**Instructions for the task**: Identify each line in the records below that contains the word "JSON", and copy it.

**Information provided**:

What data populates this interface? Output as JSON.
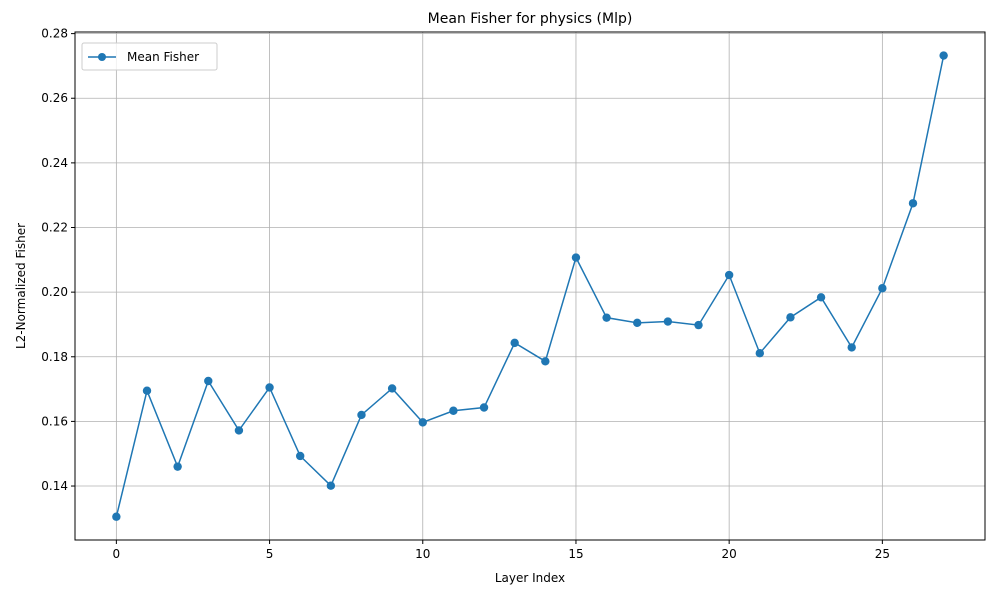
{
  "chart_data": {
    "type": "line",
    "title": "Mean Fisher for physics (Mlp)",
    "xlabel": "Layer Index",
    "ylabel": "L2-Normalized Fisher",
    "xlim": [
      -1.35,
      28.35
    ],
    "ylim": [
      0.1233,
      0.2805
    ],
    "xticks": [
      0,
      5,
      10,
      15,
      20,
      25
    ],
    "yticks": [
      0.14,
      0.16,
      0.18,
      0.2,
      0.22,
      0.24,
      0.26,
      0.28
    ],
    "ytick_labels": [
      "0.14",
      "0.16",
      "0.18",
      "0.20",
      "0.22",
      "0.24",
      "0.26",
      "0.28"
    ],
    "grid": true,
    "legend_position": "top-left",
    "series": [
      {
        "name": "Mean Fisher",
        "color": "#1f77b4",
        "marker": "circle",
        "x": [
          0,
          1,
          2,
          3,
          4,
          5,
          6,
          7,
          8,
          9,
          10,
          11,
          12,
          13,
          14,
          15,
          16,
          17,
          18,
          19,
          20,
          21,
          22,
          23,
          24,
          25,
          26,
          27
        ],
        "y": [
          0.1305,
          0.1695,
          0.146,
          0.1725,
          0.1572,
          0.1705,
          0.1493,
          0.1401,
          0.162,
          0.1702,
          0.1597,
          0.1633,
          0.1643,
          0.1843,
          0.1786,
          0.2107,
          0.1921,
          0.1905,
          0.1909,
          0.1898,
          0.2053,
          0.1811,
          0.1922,
          0.1984,
          0.1829,
          0.2012,
          0.2275,
          0.2732
        ]
      }
    ]
  }
}
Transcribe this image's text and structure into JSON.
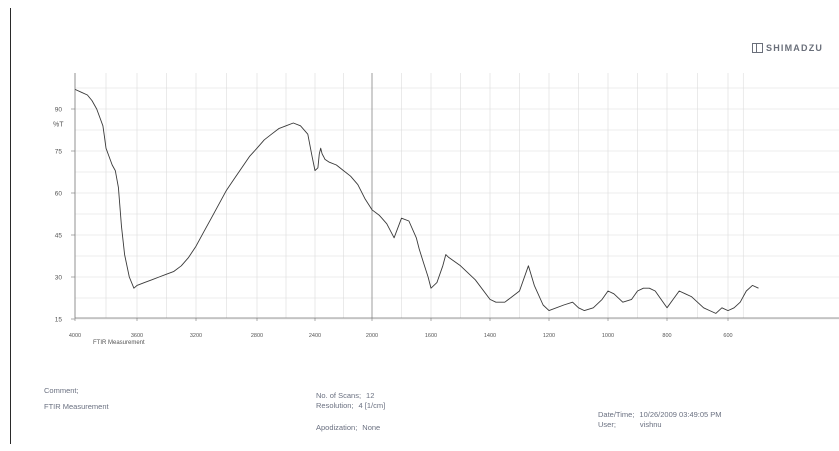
{
  "brand": {
    "name": "SHIMADZU"
  },
  "chart_data": {
    "type": "line",
    "ylabel": "%T",
    "y_ticks": [
      15,
      30,
      45,
      60,
      75,
      90
    ],
    "x_ticks": [
      4000,
      3600,
      3200,
      2800,
      2400,
      2000,
      1600,
      1400,
      1200,
      1000,
      800,
      600
    ],
    "x_tick_labels": [
      "4000",
      "3600",
      "3200",
      "2800",
      "2400",
      "2000",
      "1600",
      "1400",
      "1200",
      "1000",
      "800",
      "600"
    ],
    "xlim": [
      4000,
      500
    ],
    "ylim": [
      12,
      98
    ],
    "axis_caption": "FTIR Measurement",
    "grid": true,
    "series": [
      {
        "color": "#3a3a3a",
        "x": [
          4000,
          3960,
          3920,
          3890,
          3860,
          3840,
          3820,
          3810,
          3800,
          3780,
          3760,
          3740,
          3720,
          3700,
          3680,
          3650,
          3620,
          3600,
          3550,
          3500,
          3450,
          3400,
          3350,
          3300,
          3250,
          3200,
          3150,
          3100,
          3050,
          3000,
          2950,
          2900,
          2850,
          2800,
          2750,
          2700,
          2650,
          2600,
          2550,
          2500,
          2450,
          2420,
          2400,
          2380,
          2370,
          2360,
          2350,
          2340,
          2330,
          2300,
          2250,
          2200,
          2150,
          2100,
          2050,
          2000,
          1950,
          1900,
          1850,
          1800,
          1750,
          1700,
          1680,
          1650,
          1620,
          1600,
          1580,
          1560,
          1550,
          1540,
          1500,
          1450,
          1400,
          1380,
          1350,
          1300,
          1270,
          1250,
          1220,
          1200,
          1150,
          1120,
          1100,
          1080,
          1050,
          1020,
          1000,
          980,
          950,
          920,
          900,
          880,
          860,
          840,
          820,
          800,
          780,
          760,
          740,
          720,
          700,
          680,
          660,
          640,
          620,
          600,
          580,
          560,
          540,
          520,
          500
        ],
        "y": [
          97,
          96,
          95,
          93,
          90,
          87,
          84,
          80,
          76,
          73,
          70,
          68,
          62,
          48,
          38,
          30,
          26,
          27,
          28,
          29,
          30,
          31,
          32,
          34,
          37,
          41,
          46,
          51,
          56,
          61,
          65,
          69,
          73,
          76,
          79,
          81,
          83,
          84,
          85,
          84,
          81,
          73,
          68,
          69,
          74,
          76,
          74,
          73,
          72,
          71,
          70,
          68,
          66,
          63,
          58,
          54,
          52,
          49,
          44,
          51,
          50,
          44,
          40,
          35,
          30,
          26,
          28,
          34,
          38,
          37,
          34,
          29,
          22,
          21,
          21,
          25,
          34,
          27,
          20,
          18,
          20,
          21,
          19,
          18,
          19,
          22,
          25,
          24,
          21,
          22,
          25,
          26,
          26,
          25,
          22,
          19,
          22,
          25,
          24,
          23,
          21,
          19,
          18,
          17,
          19,
          18,
          19,
          21,
          25,
          27,
          26
        ]
      }
    ]
  },
  "footer": {
    "comment_label": "Comment;",
    "comment_value": "FTIR Measurement",
    "scans_label": "No. of Scans;",
    "scans_value": "12",
    "resolution_label": "Resolution;",
    "resolution_value": "4 [1/cm]",
    "apodization_label": "Apodization;",
    "apodization_value": "None",
    "datetime_label": "Date/Time;",
    "datetime_value": "10/26/2009 03:49:05 PM",
    "user_label": "User;",
    "user_value": "vishnu"
  }
}
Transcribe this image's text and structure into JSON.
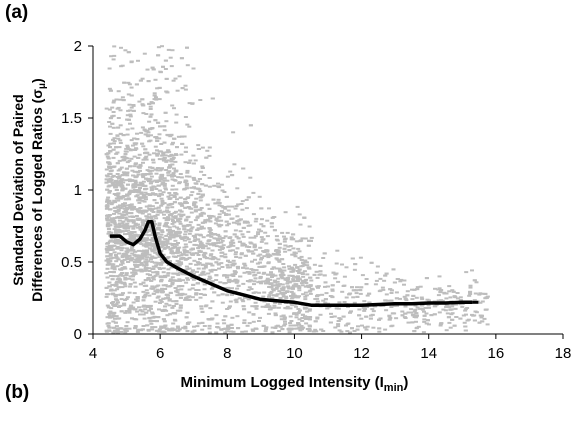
{
  "panels": {
    "a": "(a)",
    "b": "(b)"
  },
  "colors": {
    "scatter": "#bdbdbd",
    "trend": "#000000",
    "axis": "#000000",
    "text": "#000000"
  },
  "chart_data": {
    "type": "scatter",
    "title": "",
    "xlabel": "Minimum Logged Intensity (I",
    "xlabel_sub": "min",
    "xlabel_end": ")",
    "ylabel_line1": "Standard Deviation of Paired",
    "ylabel_line2": "Differences of Logged Ratios (σ",
    "ylabel_sub": "μ",
    "ylabel_end": ")",
    "xlim": [
      4,
      18
    ],
    "ylim": [
      0,
      2
    ],
    "xticks": [
      "4",
      "6",
      "8",
      "10",
      "12",
      "14",
      "16",
      "18"
    ],
    "yticks": [
      "0",
      "0.5",
      "1",
      "1.5",
      "2"
    ],
    "grid": false,
    "legend": "none",
    "scatter_series": {
      "name": "",
      "x_range": [
        4.4,
        15.8
      ],
      "description_points": "approximately 4000 points, dense near x=4.5–7 with spread up to 2, tapering to near 0–0.6 by x=14–16"
    },
    "trend_series": {
      "name": "",
      "style": "solid thick black, dashed at right end",
      "x": [
        4.5,
        4.8,
        5.0,
        5.2,
        5.4,
        5.55,
        5.65,
        5.75,
        5.85,
        6.0,
        6.2,
        6.5,
        7.0,
        7.5,
        8.0,
        8.5,
        9.0,
        9.5,
        10.0,
        10.5,
        11.0,
        11.5,
        12.0,
        12.5,
        13.0,
        13.5,
        14.0,
        14.5,
        15.0,
        15.3,
        15.6
      ],
      "y": [
        0.68,
        0.68,
        0.64,
        0.62,
        0.66,
        0.72,
        0.78,
        0.78,
        0.68,
        0.56,
        0.5,
        0.46,
        0.4,
        0.35,
        0.3,
        0.27,
        0.24,
        0.23,
        0.22,
        0.2,
        0.2,
        0.2,
        0.2,
        0.205,
        0.21,
        0.21,
        0.215,
        0.215,
        0.22,
        0.22,
        0.22
      ],
      "dashed_from_x": 15.3
    }
  }
}
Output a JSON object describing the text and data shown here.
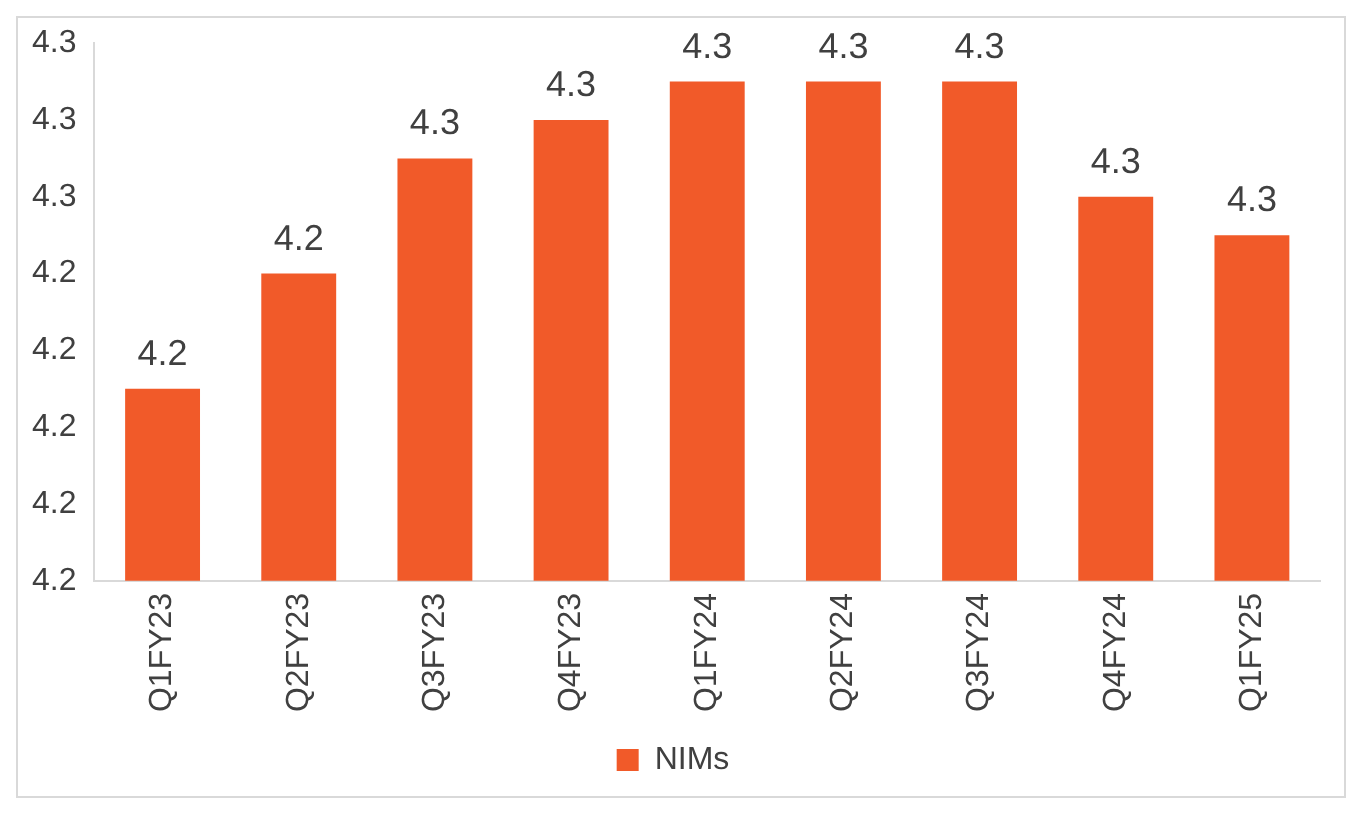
{
  "chart_data": {
    "type": "bar",
    "categories": [
      "Q1FY23",
      "Q2FY23",
      "Q3FY23",
      "Q4FY23",
      "Q1FY24",
      "Q2FY24",
      "Q3FY24",
      "Q4FY24",
      "Q1FY25"
    ],
    "series": [
      {
        "name": "NIMs",
        "color": "#f15a29",
        "values": [
          4.21,
          4.24,
          4.27,
          4.28,
          4.29,
          4.29,
          4.29,
          4.26,
          4.25
        ],
        "value_labels": [
          "4.2",
          "4.2",
          "4.3",
          "4.3",
          "4.3",
          "4.3",
          "4.3",
          "4.3",
          "4.3"
        ]
      }
    ],
    "ylim": [
      4.16,
      4.3
    ],
    "yticks": [
      {
        "value": 4.16,
        "label": "4.2"
      },
      {
        "value": 4.18,
        "label": "4.2"
      },
      {
        "value": 4.2,
        "label": "4.2"
      },
      {
        "value": 4.22,
        "label": "4.2"
      },
      {
        "value": 4.24,
        "label": "4.2"
      },
      {
        "value": 4.26,
        "label": "4.3"
      },
      {
        "value": 4.28,
        "label": "4.3"
      },
      {
        "value": 4.3,
        "label": "4.3"
      }
    ],
    "grid": false,
    "legend": "bottom"
  }
}
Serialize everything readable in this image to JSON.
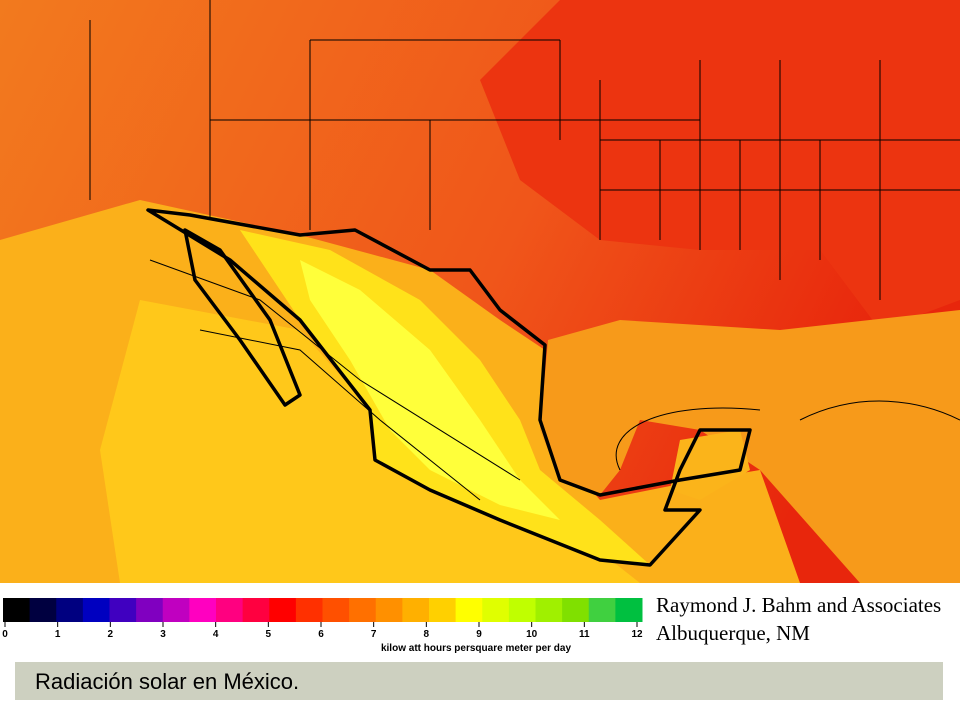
{
  "legend": {
    "ticks": [
      0,
      1,
      2,
      3,
      4,
      5,
      6,
      7,
      8,
      9,
      10,
      11,
      12
    ],
    "range": [
      0,
      12
    ],
    "unit_label": "kilow att hours persquare meter per day",
    "colors": [
      "#000000",
      "#000040",
      "#000080",
      "#0000c0",
      "#4000c0",
      "#8000c0",
      "#c000c0",
      "#ff00c0",
      "#ff0080",
      "#ff0040",
      "#ff0000",
      "#ff3000",
      "#ff5000",
      "#ff7000",
      "#ff9000",
      "#ffb000",
      "#ffd000",
      "#ffff00",
      "#e0ff00",
      "#c0ff00",
      "#a0f000",
      "#80e000",
      "#40d040",
      "#00c040"
    ]
  },
  "credit": {
    "line1": "Raymond J. Bahm and Associates",
    "line2": "Albuquerque, NM"
  },
  "caption": "Radiación solar en México."
}
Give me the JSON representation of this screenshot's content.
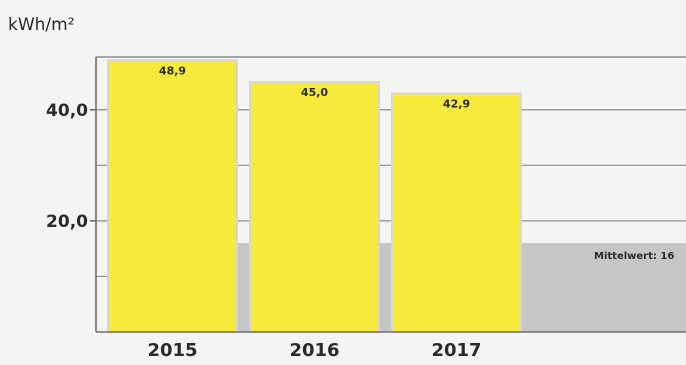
{
  "chart_data": {
    "type": "bar",
    "title": "",
    "ylabel": "kWh/m²",
    "xlabel": "",
    "categories": [
      "2015",
      "2016",
      "2017"
    ],
    "values": [
      48.9,
      45.0,
      42.9
    ],
    "value_labels": [
      "48,9",
      "45,0",
      "42,9"
    ],
    "y_ticks": [
      20.0,
      40.0
    ],
    "y_tick_labels": [
      "20,0",
      "40,0"
    ],
    "ylim": [
      0,
      49.5
    ],
    "grid": true,
    "legend": "none",
    "average": {
      "label": "Mittelwert: 16",
      "value": 16
    }
  },
  "colors": {
    "bar_fill": "#f7ea3b",
    "bar_stroke": "#d9d7c8",
    "average_band": "#c6c6c4",
    "grid": "#8c8c8c",
    "axis": "#6e6e6e",
    "text": "#2a2a2a",
    "background": "#f4f4f2"
  }
}
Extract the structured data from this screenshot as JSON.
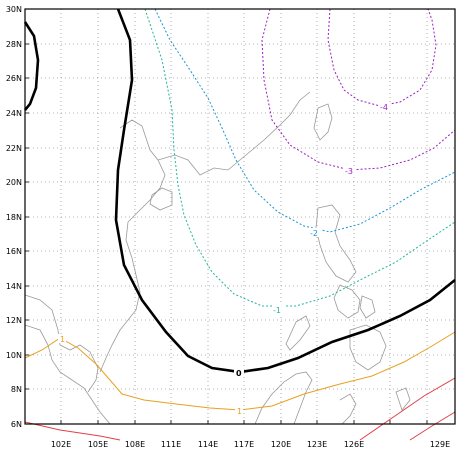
{
  "map": {
    "y_axis_labels": [
      "30N",
      "28N",
      "26N",
      "24N",
      "22N",
      "20N",
      "18N",
      "16N",
      "14N",
      "12N",
      "10N",
      "8N",
      "6N"
    ],
    "x_axis_labels": [
      "102E",
      "105E",
      "108E",
      "111E",
      "114E",
      "117E",
      "120E",
      "123E",
      "126E",
      "129E"
    ],
    "contour_labels": [
      {
        "text": "-4",
        "color": "#9a1fc4"
      },
      {
        "text": "-3",
        "color": "#9a1fc4"
      },
      {
        "text": "-2",
        "color": "#1a93d6"
      },
      {
        "text": "-1",
        "color": "#1fb59a"
      },
      {
        "text": "0",
        "color": "#000000"
      },
      {
        "text": "1",
        "color": "#e8a020"
      },
      {
        "text": "1",
        "color": "#e8a020"
      }
    ],
    "colors": {
      "contour_neg4_3": "#9a1fc4",
      "contour_neg2": "#1a93d6",
      "contour_neg1": "#1fb59a",
      "contour_zero": "#000000",
      "contour_pos1": "#e8a020",
      "contour_pos2": "#e0404a",
      "coastline": "#9a9a9a",
      "grid": "#9a9a9a"
    }
  }
}
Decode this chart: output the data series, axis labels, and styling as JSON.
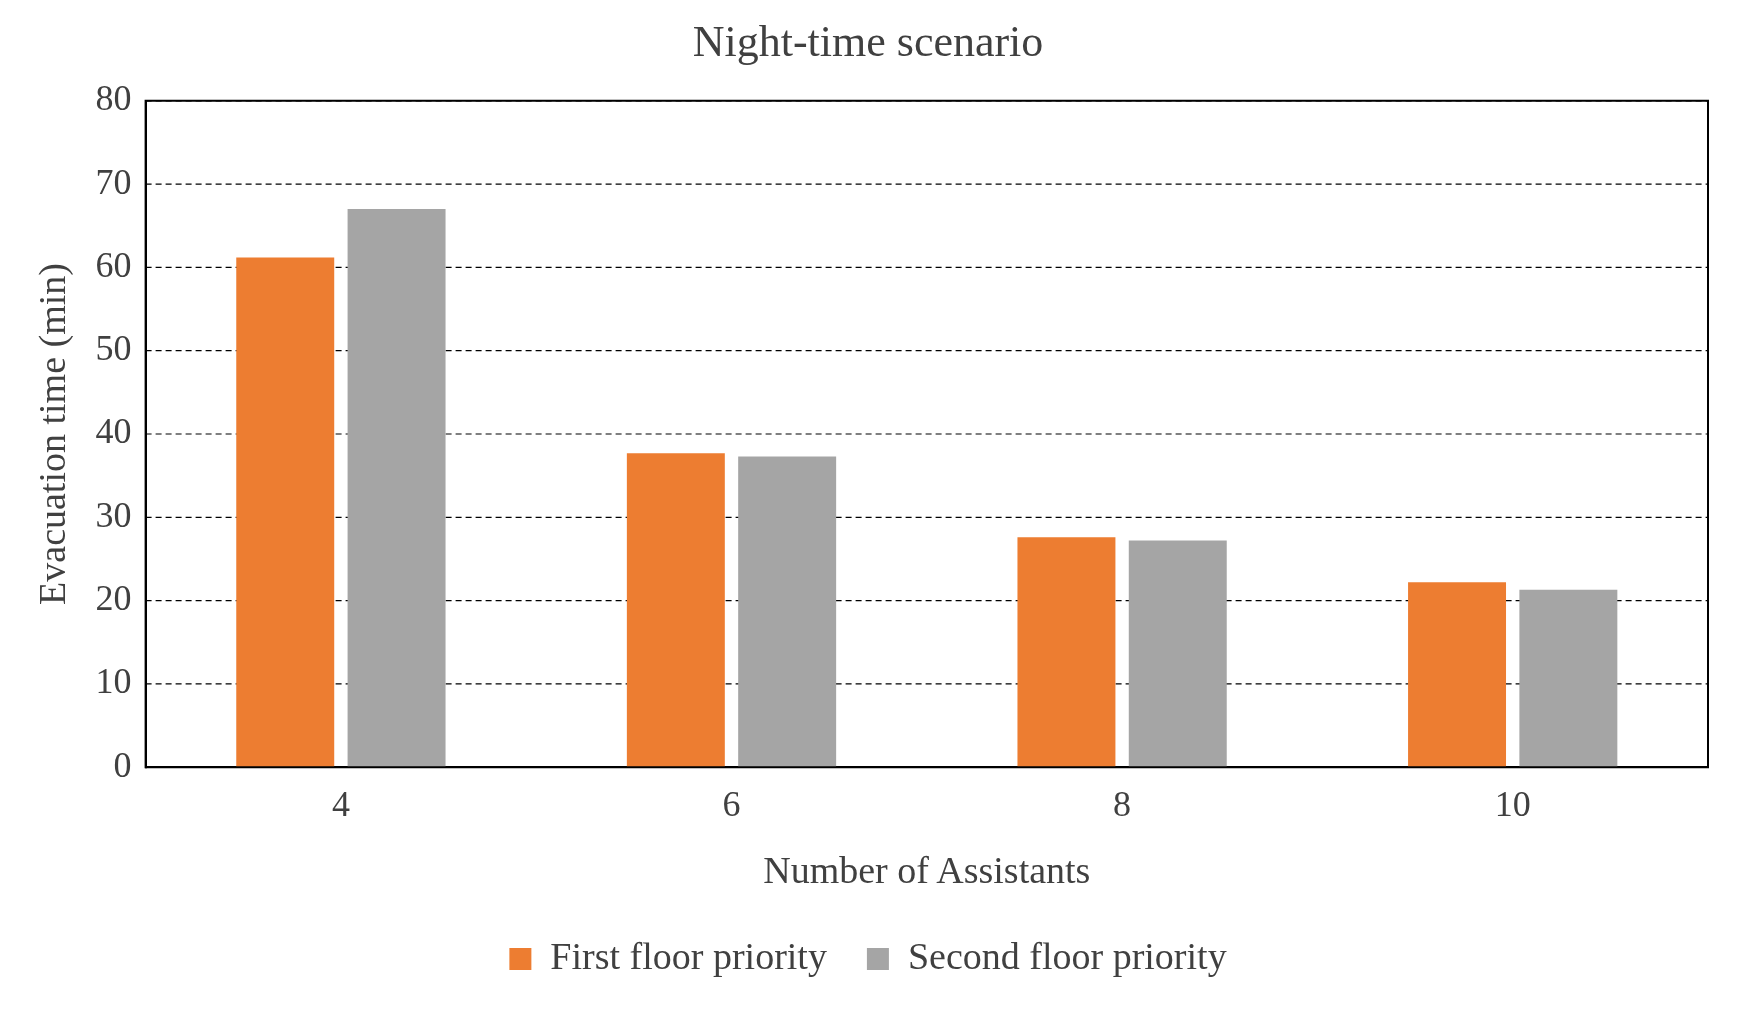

**Correct output**:
What data populates this interface? Output as JSON.
Transcribe this image's text and structure into JSON.
Transcribe this image's text and structure into JSON.
Output a JSON object describing the text and data shown here.
Serialize everything readable in this image to JSON.
Give me the JSON representation of this screenshot's content.
Extract the structured data from this screenshot as JSON.
Decode this chart: output the data series, axis labels, and styling as JSON.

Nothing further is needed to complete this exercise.